- _Instructions to follow_
Copy out the records in full, word for word, without pictures.

Dataset items:
################

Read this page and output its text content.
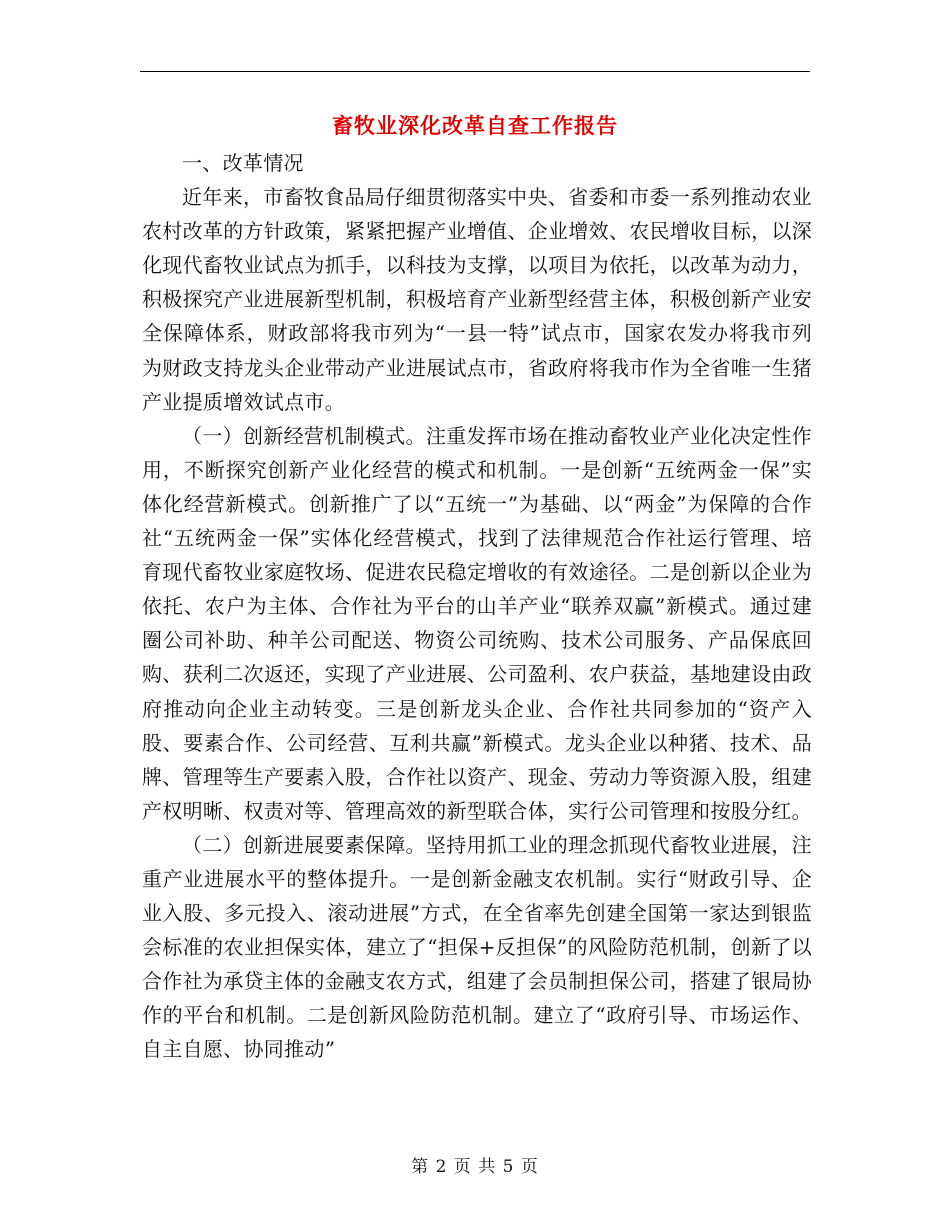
畜牧业深化改革自查工作报告

一、改革情况

近年来，市畜牧食品局仔细贯彻落实中央、省委和市委一系列推动农业农村改革的方针政策，紧紧把握产业增值、企业增效、农民增收目标，以深化现代畜牧业试点为抓手，以科技为支撑，以项目为依托，以改革为动力，积极探究产业进展新型机制，积极培育产业新型经营主体，积极创新产业安全保障体系，财政部将我市列为“一县一特”试点市，国家农发办将我市列为财政支持龙头企业带动产业进展试点市，省政府将我市作为全省唯一生猪产业提质增效试点市。

（一）创新经营机制模式。注重发挥市场在推动畜牧业产业化决定性作用，不断探究创新产业化经营的模式和机制。一是创新“五统两金一保”实体化经营新模式。创新推广了以“五统一”为基础、以“两金”为保障的合作社“五统两金一保”实体化经营模式，找到了法律规范合作社运行管理、培育现代畜牧业家庭牧场、促进农民稳定增收的有效途径。二是创新以企业为依托、农户为主体、合作社为平台的山羊产业“联养双赢”新模式。通过建圈公司补助、种羊公司配送、物资公司统购、技术公司服务、产品保底回购、获利二次返还，实现了产业进展、公司盈利、农户获益，基地建设由政府推动向企业主动转变。三是创新龙头企业、合作社共同参加的“资产入股、要素合作、公司经营、互利共赢”新模式。龙头企业以种猪、技术、品牌、管理等生产要素入股，合作社以资产、现金、劳动力等资源入股，组建产权明晰、权责对等、管理高效的新型联合体，实行公司管理和按股分红。

（二）创新进展要素保障。坚持用抓工业的理念抓现代畜牧业进展，注重产业进展水平的整体提升。一是创新金融支农机制。实行“财政引导、企业入股、多元投入、滚动进展”方式，在全省率先创建全国第一家达到银监会标准的农业担保实体，建立了“担保+反担保”的风险防范机制，创新了以合作社为承贷主体的金融支农方式，组建了会员制担保公司，搭建了银局协作的平台和机制。二是创新风险防范机制。建立了“政府引导、市场运作、自主自愿、协同推动”

第 2 页 共 5 页
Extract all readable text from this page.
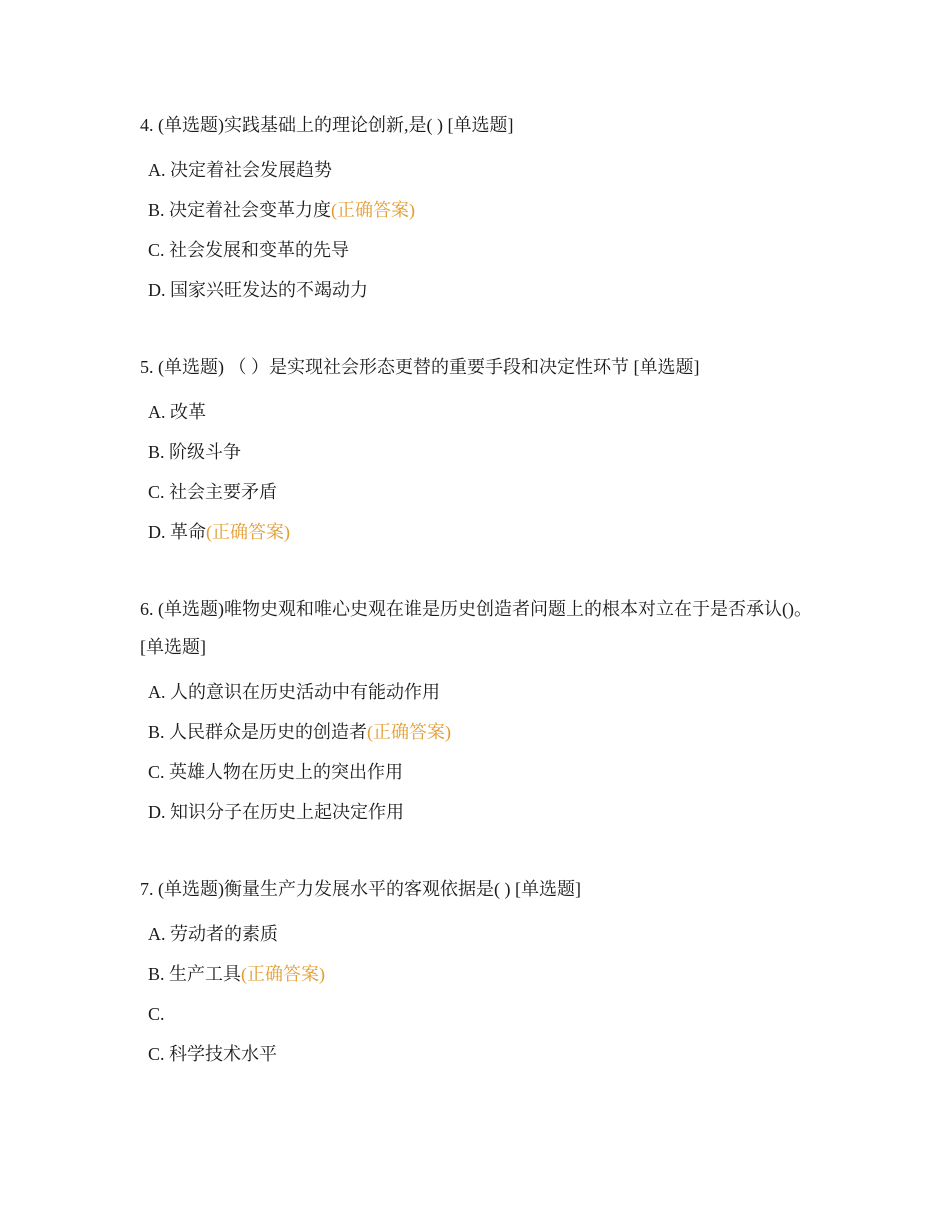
4. (单选题)实践基础上的理论创新,是( ) [单选题]

A. 决定着社会发展趋势
B. 决定着社会变革力度(正确答案)
C. 社会发展和变革的先导
D. 国家兴旺发达的不竭动力

5. (单选题) （ ）是实现社会形态更替的重要手段和决定性环节 [单选题]

A. 改革
B. 阶级斗争
C. 社会主要矛盾
D. 革命(正确答案)

6. (单选题)唯物史观和唯心史观在谁是历史创造者问题上的根本对立在于是否承认()。 [单选题]

A. 人的意识在历史活动中有能动作用
B. 人民群众是历史的创造者(正确答案)
C. 英雄人物在历史上的突出作用
D. 知识分子在历史上起决定作用

7. (单选题)衡量生产力发展水平的客观依据是( ) [单选题]

A. 劳动者的素质
B. 生产工具(正确答案)
C.
C. 科学技术水平
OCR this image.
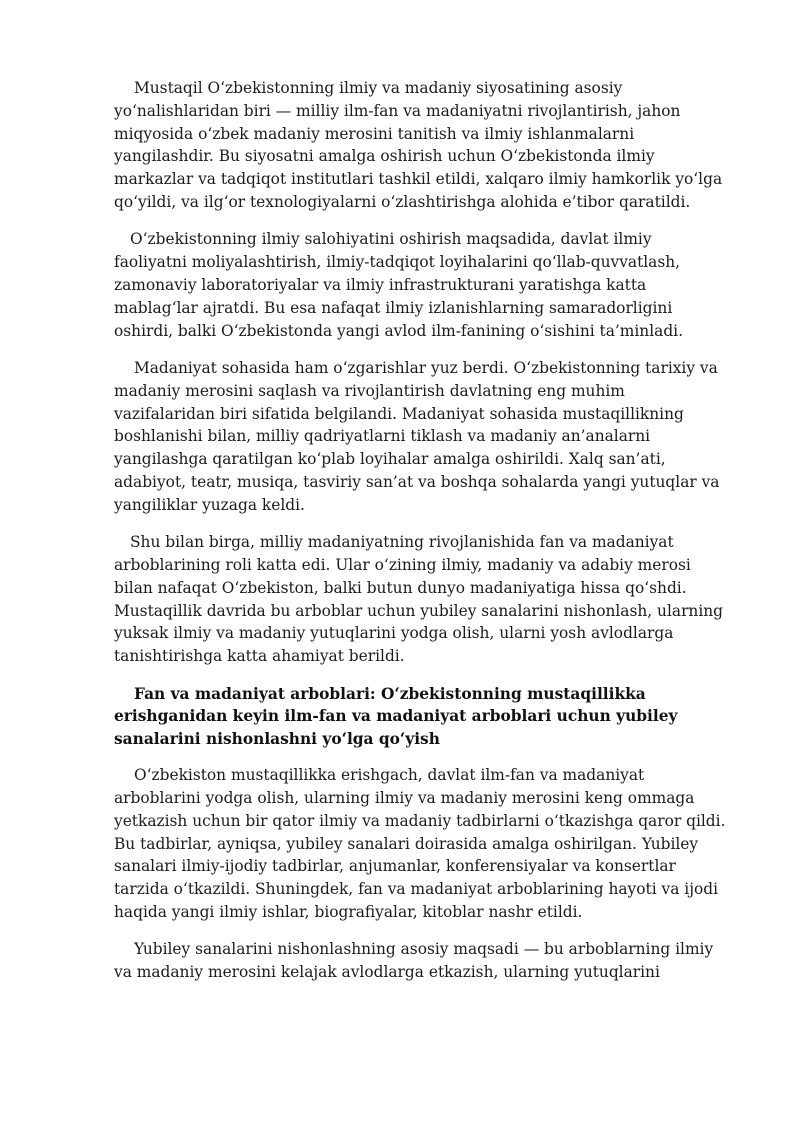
Mustaqil O‘zbekistonning ilmiy va madaniy siyosatining asosiy
yo‘nalishlaridan biri — milliy ilm-fan va madaniyatni rivojlantirish, jahon
miqyosida o‘zbek madaniy merosini tanitish va ilmiy ishlanmalarni
yangilashdir. Bu siyosatni amalga oshirish uchun O‘zbekistonda ilmiy
markazlar va tadqiqot institutlari tashkil etildi, xalqaro ilmiy hamkorlik yo‘lga
qo‘yildi, va ilg‘or texnologiyalarni o‘zlashtirishga alohida e’tibor qaratildi.

O‘zbekistonning ilmiy salohiyatini oshirish maqsadida, davlat ilmiy
faoliyatni moliyalashtirish, ilmiy-tadqiqot loyihalarini qo‘llab-quvvatlash,
zamonaviy laboratoriyalar va ilmiy infrastrukturani yaratishga katta
mablag‘lar ajratdi. Bu esa nafaqat ilmiy izlanishlarning samaradorligini
oshirdi, balki O‘zbekistonda yangi avlod ilm-fanining o‘sishini ta’minladi.

Madaniyat sohasida ham o‘zgarishlar yuz berdi. O‘zbekistonning tarixiy va
madaniy merosini saqlash va rivojlantirish davlatning eng muhim
vazifalaridan biri sifatida belgilandi. Madaniyat sohasida mustaqillikning
boshlanishi bilan, milliy qadriyatlarni tiklash va madaniy an’analarni
yangilashga qaratilgan ko‘plab loyihalar amalga oshirildi. Xalq san’ati,
adabiyot, teatr, musiqa, tasviriy san’at va boshqa sohalarda yangi yutuqlar va
yangiliklar yuzaga keldi.

Shu bilan birga, milliy madaniyatning rivojlanishida fan va madaniyat
arboblarining roli katta edi. Ular o‘zining ilmiy, madaniy va adabiy merosi
bilan nafaqat O‘zbekiston, balki butun dunyo madaniyatiga hissa qo‘shdi.
Mustaqillik davrida bu arboblar uchun yubiley sanalarini nishonlash, ularning
yuksak ilmiy va madaniy yutuqlarini yodga olish, ularni yosh avlodlarga
tanishtirishga katta ahamiyat berildi.

Fan va madaniyat arboblari: O‘zbekistonning mustaqillikka
erishganidan keyin ilm-fan va madaniyat arboblari uchun yubiley
sanalarini nishonlashni yo‘lga qo‘yish

O‘zbekiston mustaqillikka erishgach, davlat ilm-fan va madaniyat
arboblarini yodga olish, ularning ilmiy va madaniy merosini keng ommaga
yetkazish uchun bir qator ilmiy va madaniy tadbirlarni o‘tkazishga qaror qildi.
Bu tadbirlar, ayniqsa, yubiley sanalari doirasida amalga oshirilgan. Yubiley
sanalari ilmiy-ijodiy tadbirlar, anjumanlar, konferensiyalar va konsertlar
tarzida o‘tkazildi. Shuningdek, fan va madaniyat arboblarining hayoti va ijodi
haqida yangi ilmiy ishlar, biografiyalar, kitoblar nashr etildi.

Yubiley sanalarini nishonlashning asosiy maqsadi — bu arboblarning ilmiy
va madaniy merosini kelajak avlodlarga etkazish, ularning yutuqlarini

################

- _The response_
Read this page and output its text content.
畜牧业深化改革自查工作报告

一、改革情况

近年来，市畜牧食品局仔细贯彻落实中央、省委和市委一系列推动农业农村改革的方针政策，紧紧把握产业增值、企业增效、农民增收目标，以深化现代畜牧业试点为抓手，以科技为支撑，以项目为依托，以改革为动力，积极探究产业进展新型机制，积极培育产业新型经营主体，积极创新产业安全保障体系，财政部将我市列为“一县一特”试点市，国家农发办将我市列为财政支持龙头企业带动产业进展试点市，省政府将我市作为全省唯一生猪产业提质增效试点市。

（一）创新经营机制模式。注重发挥市场在推动畜牧业产业化决定性作用，不断探究创新产业化经营的模式和机制。一是创新“五统两金一保”实体化经营新模式。创新推广了以“五统一”为基础、以“两金”为保障的合作社“五统两金一保”实体化经营模式，找到了法律规范合作社运行管理、培育现代畜牧业家庭牧场、促进农民稳定增收的有效途径。二是创新以企业为依托、农户为主体、合作社为平台的山羊产业“联养双赢”新模式。通过建圈公司补助、种羊公司配送、物资公司统购、技术公司服务、产品保底回购、获利二次返还，实现了产业进展、公司盈利、农户获益，基地建设由政府推动向企业主动转变。三是创新龙头企业、合作社共同参加的“资产入股、要素合作、公司经营、互利共赢”新模式。龙头企业以种猪、技术、品牌、管理等生产要素入股，合作社以资产、现金、劳动力等资源入股，组建产权明晰、权责对等、管理高效的新型联合体，实行公司管理和按股分红。

（二）创新进展要素保障。坚持用抓工业的理念抓现代畜牧业进展，注重产业进展水平的整体提升。一是创新金融支农机制。实行“财政引导、企业入股、多元投入、滚动进展”方式，在全省率先创建全国第一家达到银监会标准的农业担保实体，建立了“担保+反担保”的风险防范机制，创新了以合作社为承贷主体的金融支农方式，组建了会员制担保公司，搭建了银局协作的平台和机制。二是创新风险防范机制。建立了“政府引导、市场运作、自主自愿、协同推动”

第 2 页 共 5 页
Extract all readable text from this page.
4. (单选题)实践基础上的理论创新,是( ) [单选题]

A. 决定着社会发展趋势
B. 决定着社会变革力度(正确答案)
C. 社会发展和变革的先导
D. 国家兴旺发达的不竭动力

5. (单选题) （ ）是实现社会形态更替的重要手段和决定性环节 [单选题]

A. 改革
B. 阶级斗争
C. 社会主要矛盾
D. 革命(正确答案)

6. (单选题)唯物史观和唯心史观在谁是历史创造者问题上的根本对立在于是否承认()。 [单选题]

A. 人的意识在历史活动中有能动作用
B. 人民群众是历史的创造者(正确答案)
C. 英雄人物在历史上的突出作用
D. 知识分子在历史上起决定作用

7. (单选题)衡量生产力发展水平的客观依据是( ) [单选题]

A. 劳动者的素质
B. 生产工具(正确答案)
C.
C. 科学技术水平
OCR this image.
Mustaqil O‘zbekistonning ilmiy va madaniy siyosatining asosiy
yo‘nalishlaridan biri — milliy ilm-fan va madaniyatni rivojlantirish, jahon
miqyosida o‘zbek madaniy merosini tanitish va ilmiy ishlanmalarni
yangilashdir. Bu siyosatni amalga oshirish uchun O‘zbekistonda ilmiy
markazlar va tadqiqot institutlari tashkil etildi, xalqaro ilmiy hamkorlik yo‘lga
qo‘yildi, va ilg‘or texnologiyalarni o‘zlashtirishga alohida e’tibor qaratildi.

O‘zbekistonning ilmiy salohiyatini oshirish maqsadida, davlat ilmiy
faoliyatni moliyalashtirish, ilmiy-tadqiqot loyihalarini qo‘llab-quvvatlash,
zamonaviy laboratoriyalar va ilmiy infrastrukturani yaratishga katta
mablag‘lar ajratdi. Bu esa nafaqat ilmiy izlanishlarning samaradorligini
oshirdi, balki O‘zbekistonda yangi avlod ilm-fanining o‘sishini ta’minladi.

Madaniyat sohasida ham o‘zgarishlar yuz berdi. O‘zbekistonning tarixiy va
madaniy merosini saqlash va rivojlantirish davlatning eng muhim
vazifalaridan biri sifatida belgilandi. Madaniyat sohasida mustaqillikning
boshlanishi bilan, milliy qadriyatlarni tiklash va madaniy an’analarni
yangilashga qaratilgan ko‘plab loyihalar amalga oshirildi. Xalq san’ati,
adabiyot, teatr, musiqa, tasviriy san’at va boshqa sohalarda yangi yutuqlar va
yangiliklar yuzaga keldi.

Shu bilan birga, milliy madaniyatning rivojlanishida fan va madaniyat
arboblarining roli katta edi. Ular o‘zining ilmiy, madaniy va adabiy merosi
bilan nafaqat O‘zbekiston, balki butun dunyo madaniyatiga hissa qo‘shdi.
Mustaqillik davrida bu arboblar uchun yubiley sanalarini nishonlash, ularning
yuksak ilmiy va madaniy yutuqlarini yodga olish, ularni yosh avlodlarga
tanishtirishga katta ahamiyat berildi.

Fan va madaniyat arboblari: O‘zbekistonning mustaqillikka
erishganidan keyin ilm-fan va madaniyat arboblari uchun yubiley
sanalarini nishonlashni yo‘lga qo‘yish

O‘zbekiston mustaqillikka erishgach, davlat ilm-fan va madaniyat
arboblarini yodga olish, ularning ilmiy va madaniy merosini keng ommaga
yetkazish uchun bir qator ilmiy va madaniy tadbirlarni o‘tkazishga qaror qildi.
Bu tadbirlar, ayniqsa, yubiley sanalari doirasida amalga oshirilgan. Yubiley
sanalari ilmiy-ijodiy tadbirlar, anjumanlar, konferensiyalar va konsertlar
tarzida o‘tkazildi. Shuningdek, fan va madaniyat arboblarining hayoti va ijodi
haqida yangi ilmiy ishlar, biografiyalar, kitoblar nashr etildi.

Yubiley sanalarini nishonlashning asosiy maqsadi — bu arboblarning ilmiy
va madaniy merosini kelajak avlodlarga etkazish, ularning yutuqlarini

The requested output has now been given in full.